start Source extract

Have you considered that the two may be related?  Difficult compilation
generally means poorer compilers, i.e. poorer performance for the user.

> Why on earth should the design of a CPU be based on how easy it will
> make the jobs of the five people who will write the compilers for it?

Because it will result in faster and more reliable compilers that produce
better code and better error messages.  If you have tried to hire good
compiler people lately, you know that compiler-writer time is neither
cheap nor in infinite supply.
-- 
				Henry Spencer @ U of Toronto Zoology
				{allegra,ihnp4,linus,decvax}!utzoo!henry

cdshaw@watmum.UUCP (Chris Shaw) (05/20/85)

| What in heck do you think we users are paying you compiler writers to
| DO?
| 
| The purpose of a CPU is *NOT* to be as easy to write a compiler for as
| possible.
| 
| Why on earth should the design of a CPU be based on how easy it will
| make the jobs of the five people who will write the compilers for it?
| -- 
| Doug Pardee -- Terak Corp. -- !{ihnp4,seismo,decvax}!noao!terak!doug
|                ^^^^^--- soon to be CalComp

All right... then who should the opcodes be designed FOR, on your opinion...
COBOL programmers? FORTRAN programmers ?

end Source extract

Given task 1 :: In the compiler thread, which results does Henry Spencer say follow from a CPU that is easy to write compilers for?
Given task 2 :: Could you continue the compiler thread from its last line?

start Raw data

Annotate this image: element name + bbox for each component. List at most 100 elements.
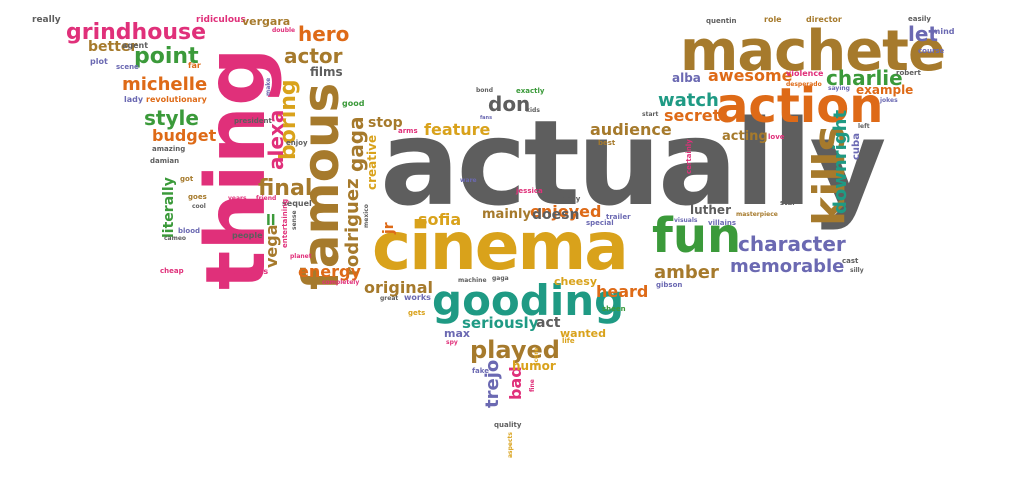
word-make: make <box>265 77 272 96</box>
word-cast: cast <box>842 257 859 265</box>
word-style: style <box>144 106 199 130</box>
word-goes: goes <box>188 193 207 201</box>
word-star: star <box>780 199 796 207</box>
word-banderas: banderas <box>226 267 269 276</box>
word-mainly: mainly <box>482 207 531 222</box>
word-cheesy: cheesy <box>554 275 597 288</box>
word-quality: quality <box>494 421 522 429</box>
word-scene: scene <box>116 63 139 71</box>
word-got: got <box>180 175 194 183</box>
word-director: director <box>806 15 842 24</box>
word-played: played <box>470 336 560 364</box>
word-plot: plot <box>90 57 108 66</box>
word-michelle: michelle <box>122 74 208 95</box>
word-doesn: doesn <box>532 207 580 223</box>
word-final: final <box>258 176 313 201</box>
word-years: years <box>228 195 247 202</box>
word-energy: energy <box>298 262 361 281</box>
word-completely: completely <box>322 279 360 286</box>
word-certainly: certainly <box>685 139 693 174</box>
word-villains: villains <box>708 219 737 227</box>
word-action: action <box>716 78 884 134</box>
word-wanted: wanted <box>560 327 607 340</box>
word-ware: ware <box>460 177 477 184</box>
word-best: best <box>598 139 616 147</box>
word-point: point <box>134 44 199 69</box>
word-creative: creative <box>365 134 379 190</box>
word-don: don <box>488 92 531 116</box>
word-better: better <box>88 39 138 55</box>
word-original: original <box>364 278 433 297</box>
word-arms: arms <box>398 127 418 135</box>
word-cameo: cameo <box>164 235 187 242</box>
word-mind: mind <box>932 27 955 36</box>
word-great: great <box>380 295 399 302</box>
word-good: good <box>342 99 365 108</box>
word-actually: actually <box>380 94 886 232</box>
word-jessica: jessica <box>516 187 543 195</box>
word-acting: acting <box>722 129 768 144</box>
word-charlie: charlie <box>826 66 903 90</box>
word-fake: fake <box>472 367 489 375</box>
word-stop: stop <box>368 115 403 131</box>
word-president: president <box>234 117 272 125</box>
word-desperado: desperado <box>786 81 822 88</box>
word-amber: amber <box>654 262 719 283</box>
word-machete: machete <box>680 19 946 84</box>
word-really: really <box>32 15 61 25</box>
word-exactly: exactly <box>516 87 545 95</box>
word-ll: ll <box>266 213 276 229</box>
word-masterpiece: masterpiece <box>736 211 778 218</box>
word-mexico: mexico <box>363 204 370 228</box>
word-trailer: trailer <box>606 213 631 221</box>
word-cheap: cheap <box>160 267 184 275</box>
word-audience: audience <box>590 120 672 139</box>
word-life: life <box>562 337 575 345</box>
word-special: special <box>586 219 614 227</box>
word-cuba: cuba <box>851 133 862 160</box>
word-cool: cool <box>192 203 206 210</box>
word-example: example <box>856 83 914 97</box>
word-violence: violence <box>786 69 824 78</box>
word-feature: feature <box>424 120 491 139</box>
word-budget: budget <box>152 126 217 145</box>
word-revolutionary: revolutionary <box>146 95 207 104</box>
word-left: left <box>858 123 870 130</box>
word-luther: luther <box>690 203 731 217</box>
word-blood: blood <box>178 227 201 235</box>
word-gaga-small: gaga <box>492 275 509 282</box>
word-silly: silly <box>850 267 864 274</box>
word-gooding: gooding <box>432 276 625 325</box>
word-character: character <box>738 232 846 256</box>
word-films: films <box>310 65 343 79</box>
word-awesome: awesome <box>708 66 793 85</box>
word-ridiculous: ridiculous <box>196 15 246 25</box>
word-heard: heard <box>596 282 649 301</box>
word-people: people <box>232 231 263 240</box>
word-downright: downright <box>830 109 851 214</box>
word-machine: machine <box>458 277 487 284</box>
word-sequel: sequel <box>282 199 312 208</box>
word-kids: kids <box>526 107 540 114</box>
word-alba: alba <box>672 71 701 85</box>
word-gets: gets <box>408 309 426 317</box>
word-amazing: amazing <box>152 145 186 153</box>
word-gaga: gaga <box>344 116 368 172</box>
word-secret: secret <box>664 106 721 125</box>
word-fine: fine <box>529 379 536 392</box>
word-jokes: jokes <box>880 97 898 104</box>
word-works: works <box>404 293 431 302</box>
word-saying: saying <box>828 85 850 92</box>
word-max: max <box>444 327 470 340</box>
word-easily: easily <box>908 15 931 23</box>
word-gibson: gibson <box>656 281 683 289</box>
word-far: far <box>188 61 201 70</box>
word-visuals: visuals <box>674 217 698 224</box>
word-hero: hero <box>298 22 350 46</box>
word-grindhouse: grindhouse <box>66 20 207 45</box>
word-vega: vega <box>262 224 281 268</box>
word-lady: lady <box>124 95 144 104</box>
word-let: let <box>908 22 938 46</box>
word-seriously: seriously <box>462 314 539 332</box>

end Raw data

Final result 1 ::
- Faster compilers
- More reliable compilers
- Better code
- Better error messages

Final result 2 ::
I'm sure you've done assembler on an awful machine in your time.. I know I
have assembled for the worst commercially available processors in existence.
The ultimate lesson to be gained from such machines as the 1802, 6502 and Z80
is that orthogonality gains you a very noticeable productivity improvement
when coding in assembler. 

When one is writing a program that codes in assembler (i.e., a compiler), 
orthogonality is a humungous win, because you don't have to code register-use
weirdnesses into your compiler. You don't have to worry about what kind of 
expression you're evaluating when you produce code to do it, etc, etc.

The end result is that the compiler for a ortho machine is more likely right
and is to market faster, all other things being equal.

Chris Shaw    watmath!watmum!cdshaw
University of Waterloo

jack@boring.UUCP (05/20/85)

[ Note that I added net.arch to the newsgroup, since this is probably
where this discussion belongs]

In article <557@terak.UUCP> doug@terak.UUCP (Doug Pardee) writes:
>**** WARNING ****   The following comments are not as nice as etiquette
>recommends.
Agreed. Also, I think they're not true.
> 
>> I think total orthogonality would be *very* useful.
>> ...
>> A 68K compiler has to think about modifying the branch condition, etc.
>> A 32K compiler just generates code in the way it sees the statement.
>> 
>> Of course, an optimizer might throw everything around again
>> to save registers or whatever, but the inital code generation is
>> much simpler in the 32K case.
>
>What in heck do you think we users are paying you compiler writers to
>DO?
>
>The purpose of a CPU is to solve the *user's* application as quickly as
>possible.
Agreed. In my opinion, this means that the CPU should be optimized to
doing what most users do most of the time: running high-level language
programs.

>
>The purpose of a CPU is *NOT* to be as easy to write a compiler for as
>possible.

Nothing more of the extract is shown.